Jamais, prétendent les chroniqueurs, un roi ne fut plus juste que lui. Ses jugements furent toujours impartiaux, car il s'entourait de marabouts tres cultivés qui lui indiquaient les précepts coutumiers ou coraniques. L'exécution des jugements rendus par sa juridiction était assurée à la lettre.
De nombreux notables influents étaient ses compagnons fidèles, ses conseillers et ses vizirs. Parmi les plus importants il faut citer Oumar Koumba qui l'accompagna même en exil, Modi Alimou Dogui, Modi Tanou Mélikaré et Modi Aliou Téli Lariya
[Nota bene. Modi Aliou Teli est le grand-père paternel de Saifoulaye Diallo. — Tierno S. Bah]
Ses griots ou chroniqueurs étaient les Diéli : Diéli Oumarou Linsan et Diéli Madi Soumano, qui lui étaient inséparables. Quant aux Awlubhe, nous connaissons Farba Soulé, Farba Makka, Farba Alayidhi et Farba Tafsirou Bendjou.
Son administration était organisée de manière à placer auprès de lui un ou plusieurs représentants de toutes les catégories de la société foulah. Ainsi, avait-il autour de lui une sorte de Parlement qui le guidait dans toutes ses décisions.
Alfa Yaya fut un homme très généreux. Il arrivait souvent que des marchands de chevaux quittent Kayes ou le Ɓundu pour Labé, avec de nombreux chevaux à son adresse. Il payait à ces vendeurs toutes les bêtes qui lui parvenaient à Labé ou à Kâdé.

Extrait de données:
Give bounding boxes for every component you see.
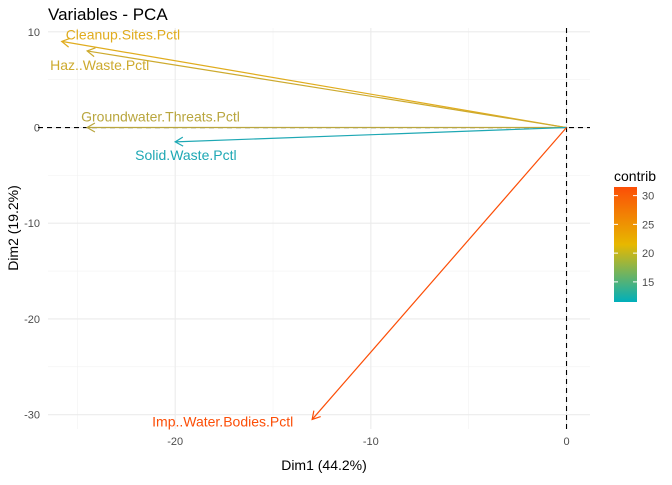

Objectif: Poursuivez le texte sur Alfa Yaya à la suite de sa dernière phrase, celle sur les chevaux qu'il payait à Labé ou à Kâdé.

Réponse:
Si certaines mouraient en route, il en remboursait le prix afin d'éviter la perte à ses amis étrangers. Cette générosité lui valut une grande popularité qui dépassa les frontières du Fouta.
La pénétration française battait son plein. Il fut très circonspect et chercha à défendre ses intérêts d'abord. Un témoignage d'amitié adressé à de Beckmann pour le gouverneur de la colonie, lui valut une certaine estime de la part des autorités françaises. Dès que les démêlés commencèrent entre l'Almamy Bocar Biro et les Français, Alfa Yaya n'hésita pas à écrire au Gouverneur, à Conakry, la fameuse lettre dont nous avons fait état plus haut.
Sa diplomatie visait un seul but : la libération de la tutelle de Timbo et l'indépendance totale de son diiwal. Il dissimula, également, la consolidation de ses relations avec le gouverneur, afin de pouvoir préparer la lutte qu'il voulait engager contre deux de ses chefs de province intérieure qui lui résistaient : le Firdou et le NDâma.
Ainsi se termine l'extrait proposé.